MATERIALS PROVIDED:

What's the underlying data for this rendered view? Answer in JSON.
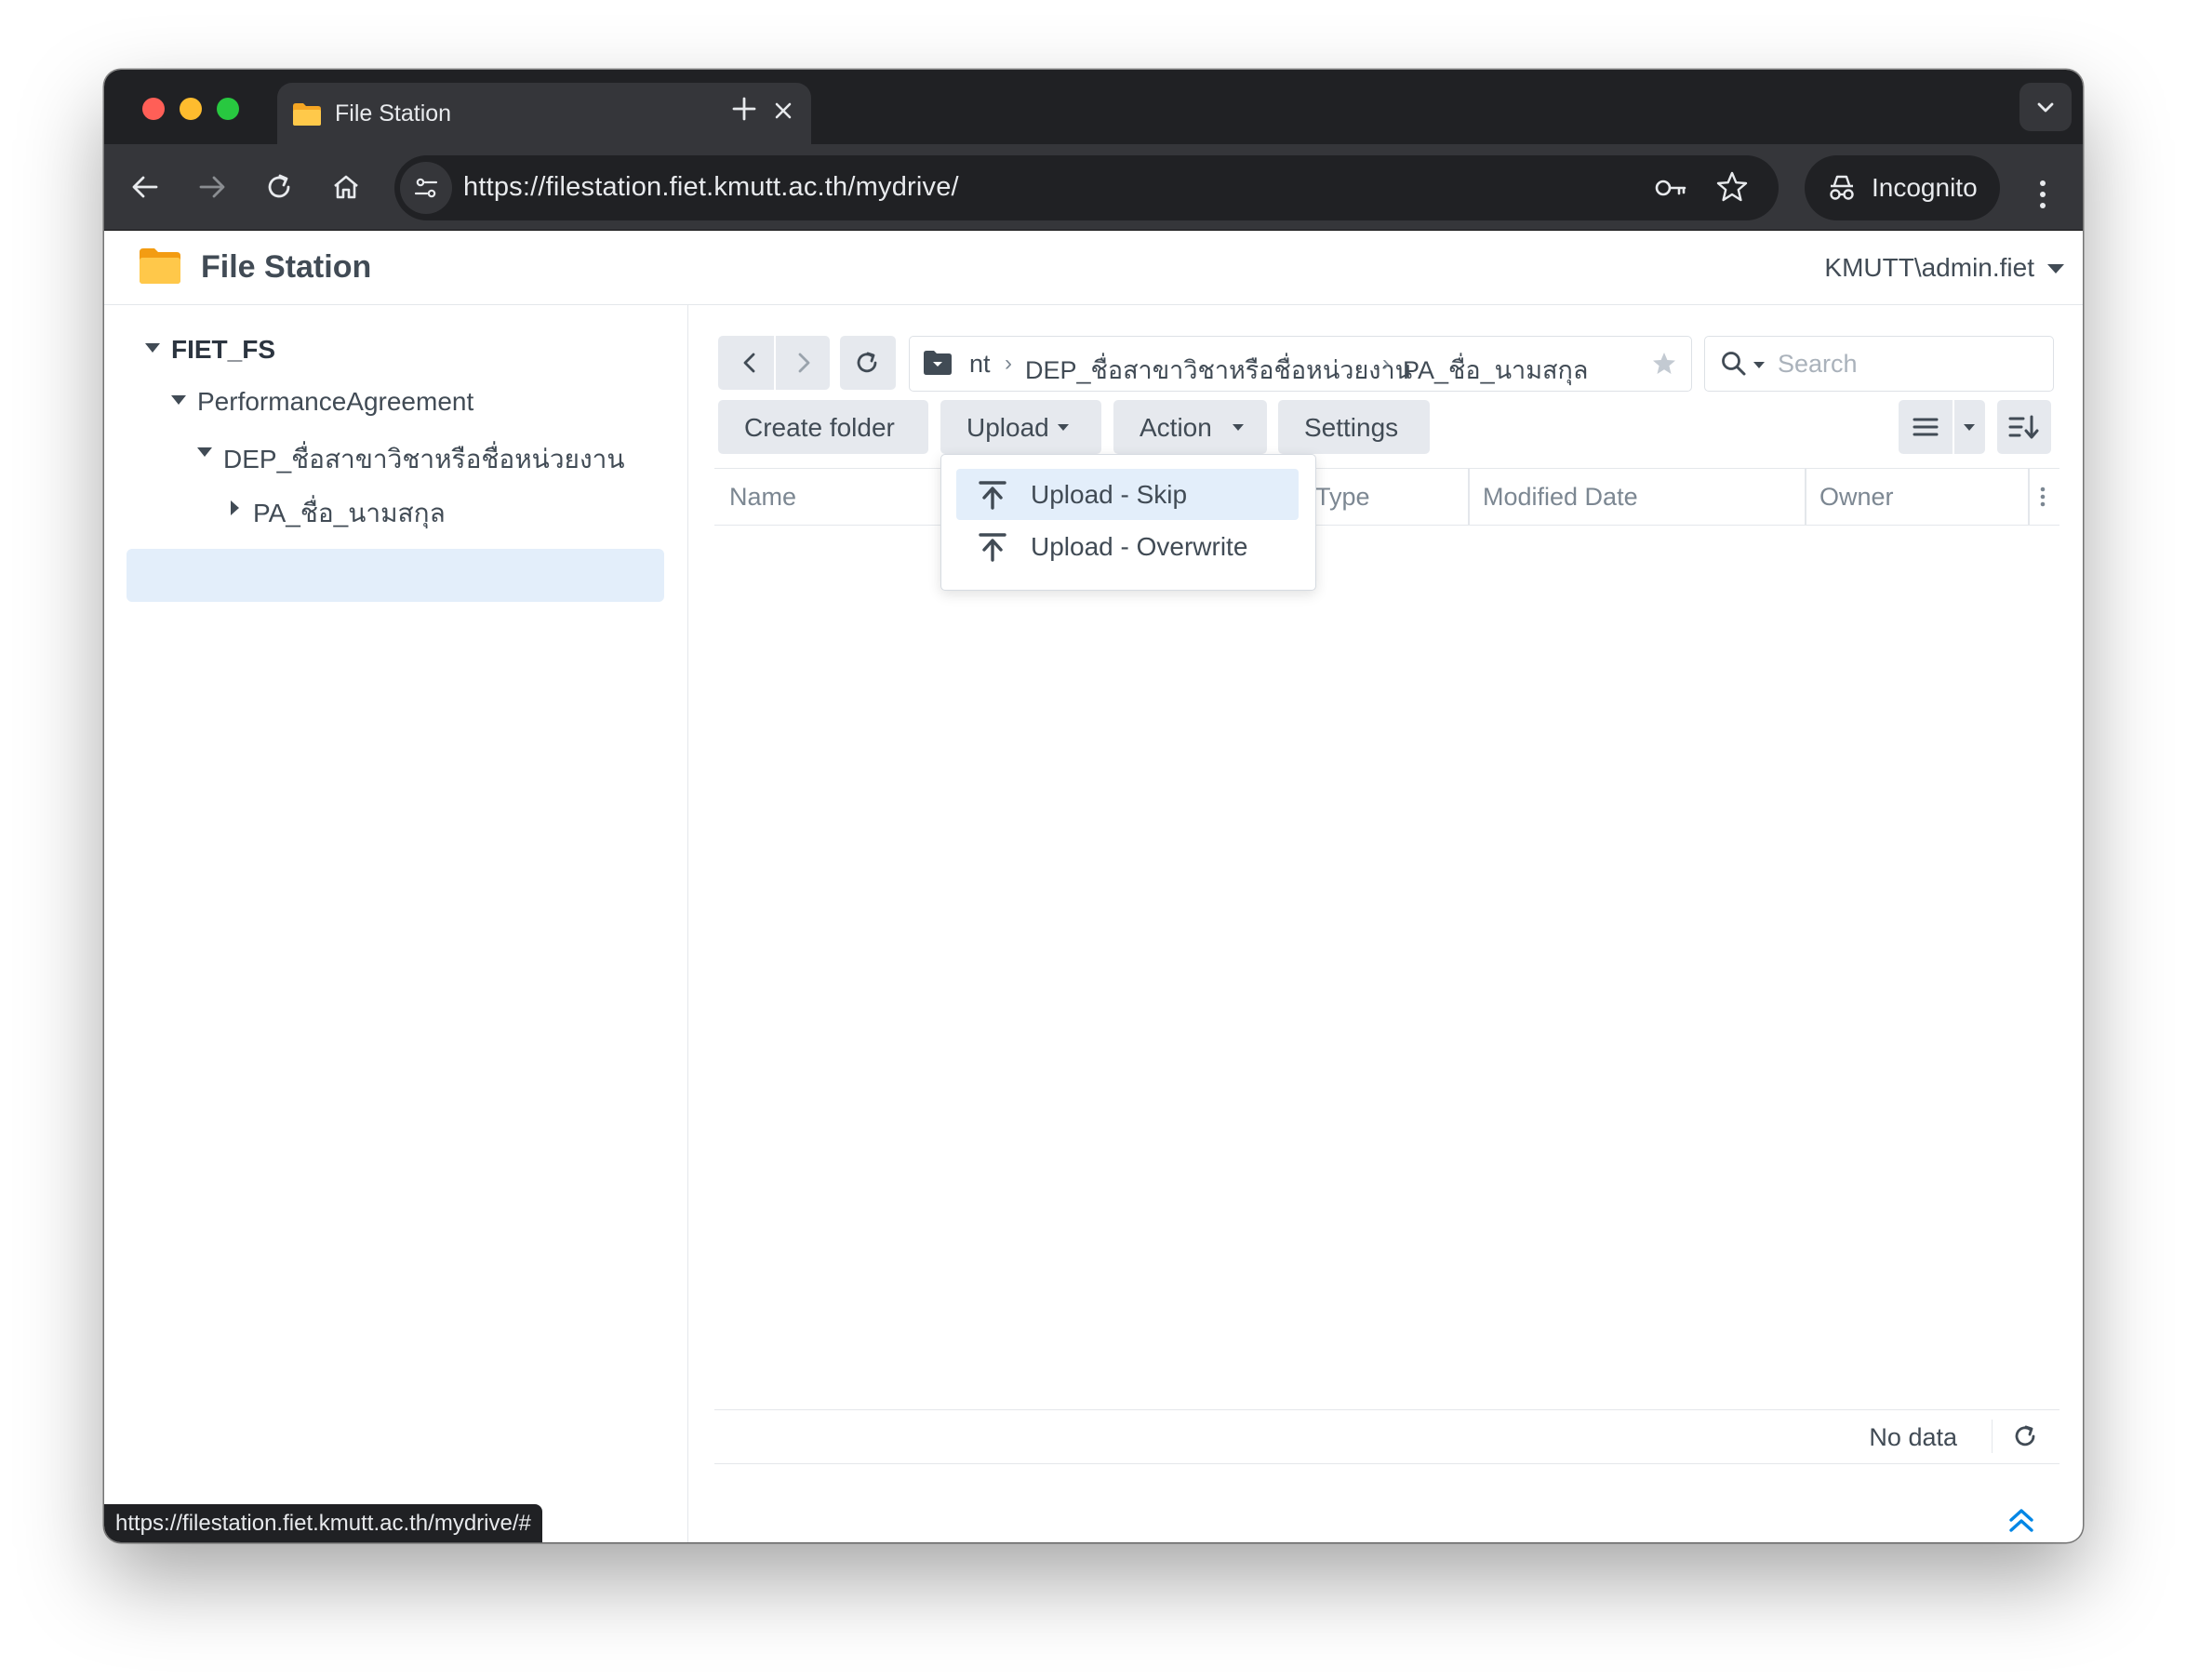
{
  "browser": {
    "tab_title": "File Station",
    "url": "https://filestation.fiet.kmutt.ac.th/mydrive/",
    "profile_label": "Incognito",
    "status_url": "https://filestation.fiet.kmutt.ac.th/mydrive/#"
  },
  "app": {
    "title": "File Station",
    "user": "KMUTT\\admin.fiet"
  },
  "tree": {
    "root": "FIET_FS",
    "level1": "PerformanceAgreement",
    "level2": "DEP_ชื่อสาขาวิชาหรือชื่อหน่วยงาน",
    "level3": "PA_ชื่อ_นามสกุล"
  },
  "path": {
    "segments": [
      "nt",
      "DEP_ชื่อสาขาวิชาหรือชื่อหน่วยงาน",
      "PA_ชื่อ_นามสกุล"
    ],
    "search_placeholder": "Search"
  },
  "toolbar": {
    "create_folder": "Create folder",
    "upload": "Upload",
    "action": "Action",
    "settings": "Settings"
  },
  "upload_menu": {
    "items": [
      "Upload - Skip",
      "Upload - Overwrite"
    ],
    "highlighted_index": 0
  },
  "columns": {
    "name": "Name",
    "type": "Type",
    "modified": "Modified Date",
    "owner": "Owner"
  },
  "footer": {
    "status": "No data"
  },
  "colors": {
    "accent": "#0086e5",
    "selection": "#e3eefa",
    "text": "#414b55",
    "chrome_dark": "#202124"
  }
}
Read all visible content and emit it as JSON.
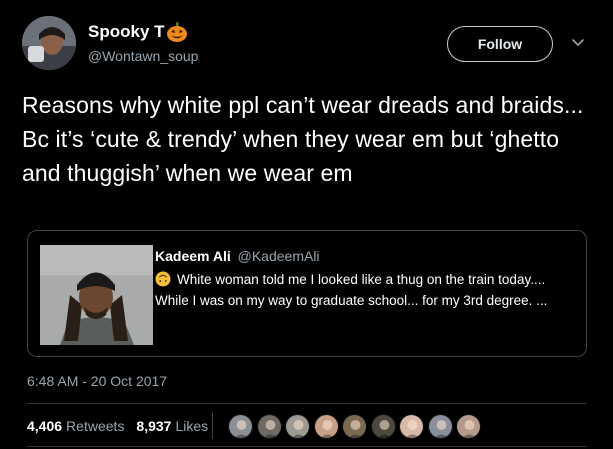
{
  "tweet": {
    "display_name": "Spooky T",
    "name_emoji_icon": "jack-o-lantern-icon",
    "handle": "@Wontawn_soup",
    "follow_label": "Follow",
    "text": "Reasons why white ppl can’t wear dreads and braids... Bc it’s ‘cute & trendy’ when they wear em but ‘ghetto and thuggish’ when we wear em",
    "timestamp": "6:48 AM - 20 Oct 2017"
  },
  "quoted_tweet": {
    "display_name": "Kadeem Ali",
    "handle": "@KadeemAli",
    "emoji_icon": "upside-down-face-icon",
    "text": "White woman told me I looked like a thug on the train today.... While I was on my way to graduate school... for my 3rd degree. ..."
  },
  "stats": {
    "retweets_count": "4,406",
    "retweets_label": "Retweets",
    "likes_count": "8,937",
    "likes_label": "Likes"
  },
  "likers": [
    {
      "color": "#8b8f96"
    },
    {
      "color": "#6d6a63"
    },
    {
      "color": "#9c9a93"
    },
    {
      "color": "#c7a088"
    },
    {
      "color": "#7a6a52"
    },
    {
      "color": "#4c4a3e"
    },
    {
      "color": "#d8b8a8"
    },
    {
      "color": "#8a8f9a"
    },
    {
      "color": "#b39a8c"
    }
  ],
  "colors": {
    "background": "#000000",
    "secondary_text": "#9aa4ad",
    "border": "#3d4247"
  }
}
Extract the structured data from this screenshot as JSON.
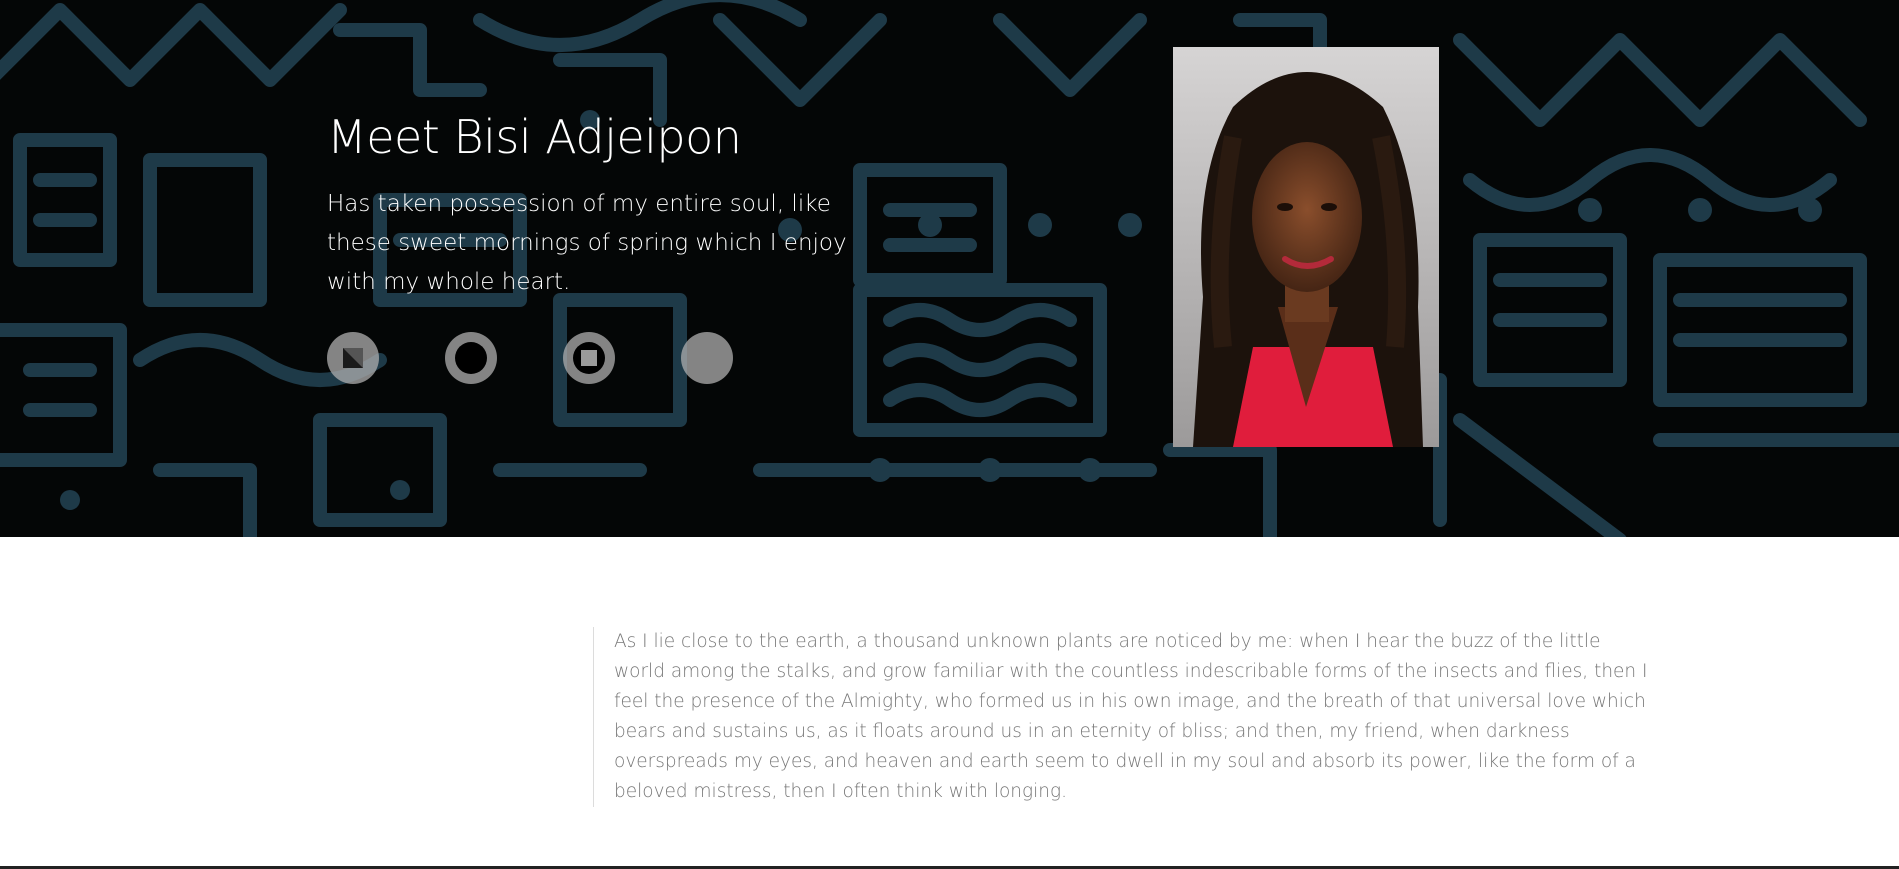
{
  "hero": {
    "title": "Meet Bisi Adjeipon",
    "subtitle": "Has taken possession of my entire soul, like these sweet mornings of spring which I enjoy with my whole heart.",
    "social_icons": [
      "square-icon",
      "circle-ring-icon",
      "square-ring-icon",
      "filled-circle-icon"
    ],
    "portrait_alt": "Portrait of Bisi Adjeipon"
  },
  "quote": {
    "text": "As I lie close to the earth, a thousand unknown plants are noticed by me: when I hear the buzz of the little world among the stalks, and grow familiar with the countless indescribable forms of the insects and flies, then I feel the presence of the Almighty, who formed us in his own image, and the breath of that universal love which bears and sustains us, as it floats around us in an eternity of bliss; and then, my friend, when darkness overspreads my eyes, and heaven and earth seem to dwell in my soul and absorb its power, like the form of a beloved mistress, then I often think with longing."
  },
  "colors": {
    "pattern": "#1e3a48",
    "background": "#040606",
    "portrait_dress": "#e01d3c",
    "icon_bg": "#afafaf"
  }
}
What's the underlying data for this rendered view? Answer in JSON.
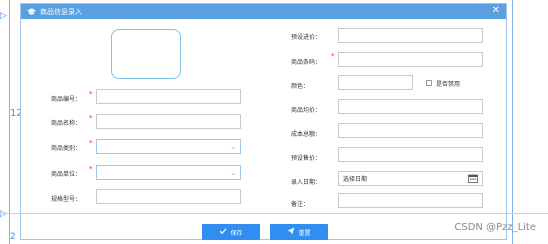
{
  "dialog": {
    "title": "商品信息录入",
    "close_glyph": "✕"
  },
  "guides": {
    "side_mark": "12",
    "bottom_mark": "2"
  },
  "form": {
    "left": [
      {
        "label": "商品编号：",
        "required": true,
        "value": "",
        "type": "text"
      },
      {
        "label": "商品名称：",
        "required": true,
        "value": "",
        "type": "text"
      },
      {
        "label": "商品类别：",
        "required": true,
        "value": "",
        "type": "select"
      },
      {
        "label": "商品单位：",
        "required": true,
        "value": "",
        "type": "select"
      },
      {
        "label": "规格型号：",
        "required": false,
        "value": "",
        "type": "text"
      }
    ],
    "right": {
      "purchase_price_label": "预设进价：",
      "barcode_label": "商品条码：",
      "color_label": "颜色：",
      "disabled_label": "是否禁用",
      "avg_price_label": "商品均价：",
      "total_cost_label": "成本总额：",
      "sale_price_label": "预设售价：",
      "stock_date_label": "录入日期：",
      "stock_date_value": "选择日期",
      "note_label": "备注："
    }
  },
  "buttons": {
    "save": "保存",
    "reset": "重置"
  },
  "watermark": "CSDN @Pzz_Lite",
  "colors": {
    "titlebar": "#5a9fe0",
    "button": "#2f8ef0",
    "required": "#ee2233",
    "photo_border": "#7fc1e8"
  }
}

AIM: Omit all pictures while transcribing the entries verbatim.

IN RESPONSE:
What's the underlying data for this rendered view? Answer in JSON.
{
  "browser": {
    "tab_title": "File Station",
    "url": "https://filestation.fiet.kmutt.ac.th/mydrive/",
    "profile_label": "Incognito",
    "status_url": "https://filestation.fiet.kmutt.ac.th/mydrive/#"
  },
  "app": {
    "title": "File Station",
    "user": "KMUTT\\admin.fiet"
  },
  "tree": {
    "root": "FIET_FS",
    "level1": "PerformanceAgreement",
    "level2": "DEP_ชื่อสาขาวิชาหรือชื่อหน่วยงาน",
    "level3": "PA_ชื่อ_นามสกุล"
  },
  "path": {
    "segments": [
      "nt",
      "DEP_ชื่อสาขาวิชาหรือชื่อหน่วยงาน",
      "PA_ชื่อ_นามสกุล"
    ],
    "search_placeholder": "Search"
  },
  "toolbar": {
    "create_folder": "Create folder",
    "upload": "Upload",
    "action": "Action",
    "settings": "Settings"
  },
  "upload_menu": {
    "items": [
      "Upload - Skip",
      "Upload - Overwrite"
    ],
    "highlighted_index": 0
  },
  "columns": {
    "name": "Name",
    "type": "Type",
    "modified": "Modified Date",
    "owner": "Owner"
  },
  "footer": {
    "status": "No data"
  },
  "colors": {
    "accent": "#0086e5",
    "selection": "#e3eefa",
    "text": "#414b55",
    "chrome_dark": "#202124"
  }
}
Read all visible content and emit it as JSON.
{
  "tweet": {
    "display_name": "Spooky T",
    "name_emoji_icon": "jack-o-lantern-icon",
    "handle": "@Wontawn_soup",
    "follow_label": "Follow",
    "text": "Reasons why white ppl can’t wear dreads and braids... Bc it’s ‘cute & trendy’ when they wear em but ‘ghetto and thuggish’ when we wear em",
    "timestamp": "6:48 AM - 20 Oct 2017"
  },
  "quoted_tweet": {
    "display_name": "Kadeem Ali",
    "handle": "@KadeemAli",
    "emoji_icon": "upside-down-face-icon",
    "text": "White woman told me I looked like a thug on the train today.... While I was on my way to graduate school... for my 3rd degree. ..."
  },
  "stats": {
    "retweets_count": "4,406",
    "retweets_label": "Retweets",
    "likes_count": "8,937",
    "likes_label": "Likes"
  },
  "likers": [
    {
      "color": "#8b8f96"
    },
    {
      "color": "#6d6a63"
    },
    {
      "color": "#9c9a93"
    },
    {
      "color": "#c7a088"
    },
    {
      "color": "#7a6a52"
    },
    {
      "color": "#4c4a3e"
    },
    {
      "color": "#d8b8a8"
    },
    {
      "color": "#8a8f9a"
    },
    {
      "color": "#b39a8c"
    }
  ],
  "colors": {
    "background": "#000000",
    "secondary_text": "#9aa4ad",
    "border": "#3d4247"
  }
}
Extract the structured data from this screenshot as JSON.
{
  "hero": {
    "title": "Meet Bisi Adjeipon",
    "subtitle": "Has taken possession of my entire soul, like these sweet mornings of spring which I enjoy with my whole heart.",
    "social_icons": [
      "square-icon",
      "circle-ring-icon",
      "square-ring-icon",
      "filled-circle-icon"
    ],
    "portrait_alt": "Portrait of Bisi Adjeipon"
  },
  "quote": {
    "text": "As I lie close to the earth, a thousand unknown plants are noticed by me: when I hear the buzz of the little world among the stalks, and grow familiar with the countless indescribable forms of the insects and flies, then I feel the presence of the Almighty, who formed us in his own image, and the breath of that universal love which bears and sustains us, as it floats around us in an eternity of bliss; and then, my friend, when darkness overspreads my eyes, and heaven and earth seem to dwell in my soul and absorb its power, like the form of a beloved mistress, then I often think with longing."
  },
  "colors": {
    "pattern": "#1e3a48",
    "background": "#040606",
    "portrait_dress": "#e01d3c",
    "icon_bg": "#afafaf"
  }
}
What's the underlying data for this rendered view? Answer in JSON.
{
  "dialog": {
    "title": "商品信息录入",
    "close_glyph": "✕"
  },
  "guides": {
    "side_mark": "12",
    "bottom_mark": "2"
  },
  "form": {
    "left": [
      {
        "label": "商品编号：",
        "required": true,
        "value": "",
        "type": "text"
      },
      {
        "label": "商品名称：",
        "required": true,
        "value": "",
        "type": "text"
      },
      {
        "label": "商品类别：",
        "required": true,
        "value": "",
        "type": "select"
      },
      {
        "label": "商品单位：",
        "required": true,
        "value": "",
        "type": "select"
      },
      {
        "label": "规格型号：",
        "required": false,
        "value": "",
        "type": "text"
      }
    ],
    "right": {
      "purchase_price_label": "预设进价：",
      "barcode_label": "商品条码：",
      "color_label": "颜色：",
      "disabled_label": "是否禁用",
      "avg_price_label": "商品均价：",
      "total_cost_label": "成本总额：",
      "sale_price_label": "预设售价：",
      "stock_date_label": "录入日期：",
      "stock_date_value": "选择日期",
      "note_label": "备注："
    }
  },
  "buttons": {
    "save": "保存",
    "reset": "重置"
  },
  "watermark": "CSDN @Pzz_Lite",
  "colors": {
    "titlebar": "#5a9fe0",
    "button": "#2f8ef0",
    "required": "#ee2233",
    "photo_border": "#7fc1e8"
  }
}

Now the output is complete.